### Goal of the exercise
Leave out the pictures and copy everything else in the entries exactly.

### Extracted records
•••

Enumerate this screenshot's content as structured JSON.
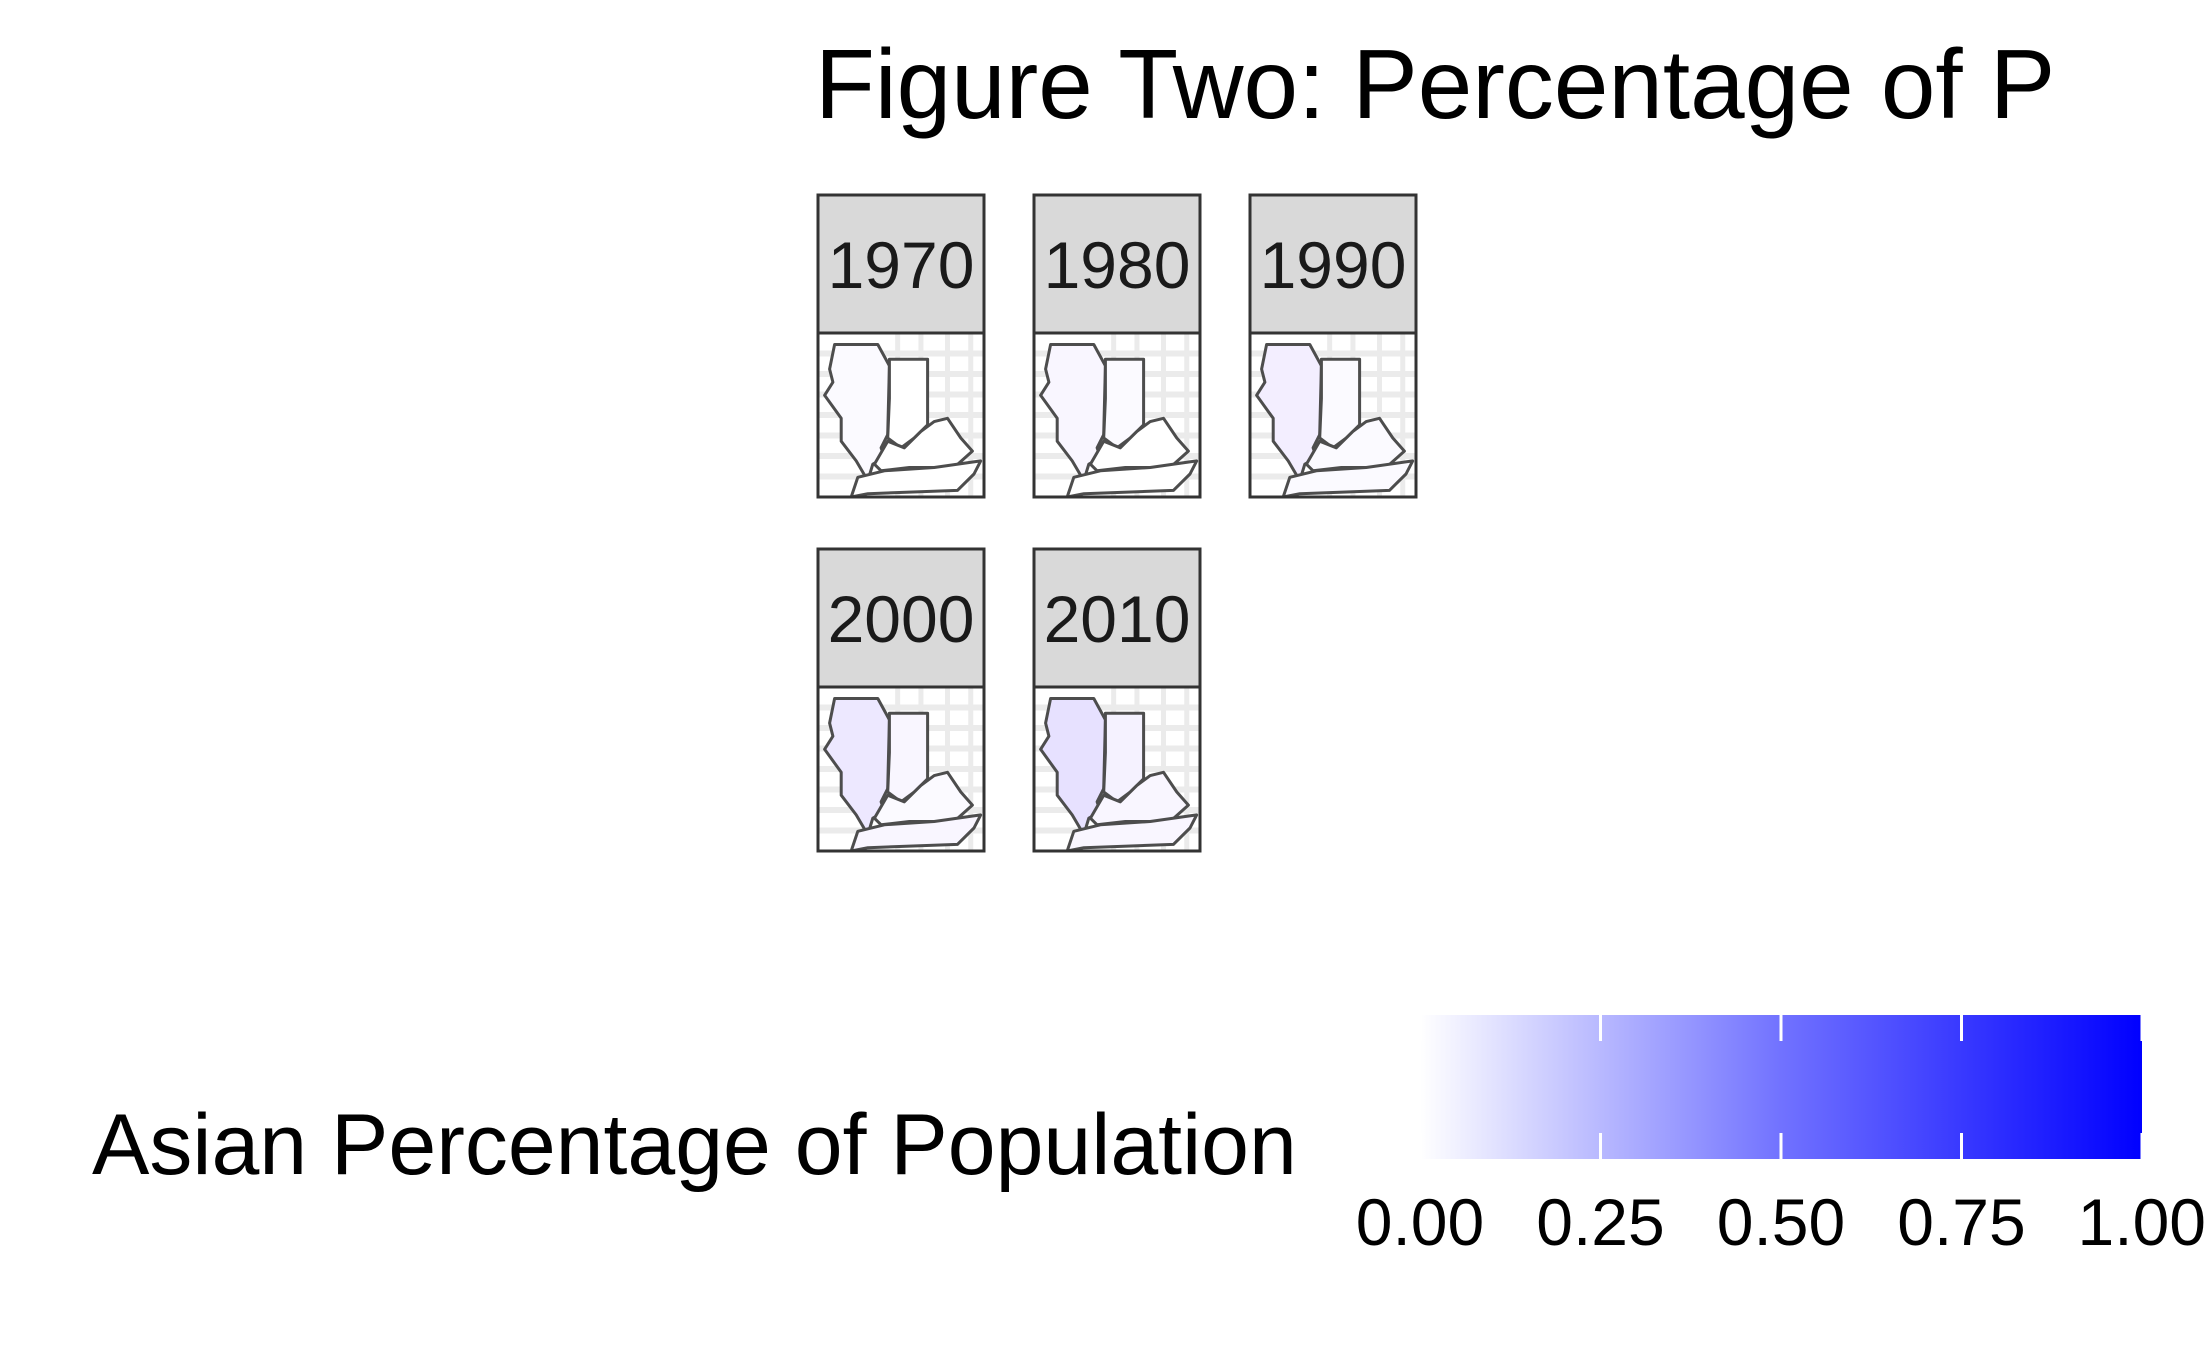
{
  "chart_data": {
    "type": "choropleth-facet",
    "title": "Figure Two: Percentage of P",
    "facets": [
      {
        "label": "1970",
        "values": {
          "illinois": 0.01,
          "indiana": 0.0,
          "kentucky": 0.0,
          "tennessee": 0.0
        }
      },
      {
        "label": "1980",
        "values": {
          "illinois": 0.02,
          "indiana": 0.01,
          "kentucky": 0.0,
          "tennessee": 0.0
        }
      },
      {
        "label": "1990",
        "values": {
          "illinois": 0.04,
          "indiana": 0.01,
          "kentucky": 0.01,
          "tennessee": 0.01
        }
      },
      {
        "label": "2000",
        "values": {
          "illinois": 0.06,
          "indiana": 0.02,
          "kentucky": 0.01,
          "tennessee": 0.02
        }
      },
      {
        "label": "2010",
        "values": {
          "illinois": 0.08,
          "indiana": 0.03,
          "kentucky": 0.02,
          "tennessee": 0.02
        }
      }
    ],
    "legend": {
      "title": "Asian Percentage of Population",
      "ticks": [
        "0.00",
        "0.25",
        "0.50",
        "0.75",
        "1.00"
      ],
      "range": [
        0,
        1
      ],
      "low_color": "#ffffff",
      "high_color": "#0000ff"
    },
    "grid": true
  }
}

•••

### The response
Enumerate this screenshot's content as structured JSON.
{
  "chart_data": {
    "type": "choropleth-facet",
    "title": "Figure Two: Percentage of P",
    "facets": [
      {
        "label": "1970",
        "values": {
          "illinois": 0.01,
          "indiana": 0.0,
          "kentucky": 0.0,
          "tennessee": 0.0
        }
      },
      {
        "label": "1980",
        "values": {
          "illinois": 0.02,
          "indiana": 0.01,
          "kentucky": 0.0,
          "tennessee": 0.0
        }
      },
      {
        "label": "1990",
        "values": {
          "illinois": 0.04,
          "indiana": 0.01,
          "kentucky": 0.01,
          "tennessee": 0.01
        }
      },
      {
        "label": "2000",
        "values": {
          "illinois": 0.06,
          "indiana": 0.02,
          "kentucky": 0.01,
          "tennessee": 0.02
        }
      },
      {
        "label": "2010",
        "values": {
          "illinois": 0.08,
          "indiana": 0.03,
          "kentucky": 0.02,
          "tennessee": 0.02
        }
      }
    ],
    "legend": {
      "title": "Asian Percentage of Population",
      "ticks": [
        "0.00",
        "0.25",
        "0.50",
        "0.75",
        "1.00"
      ],
      "range": [
        0,
        1
      ],
      "low_color": "#ffffff",
      "high_color": "#0000ff"
    },
    "grid": true
  }
}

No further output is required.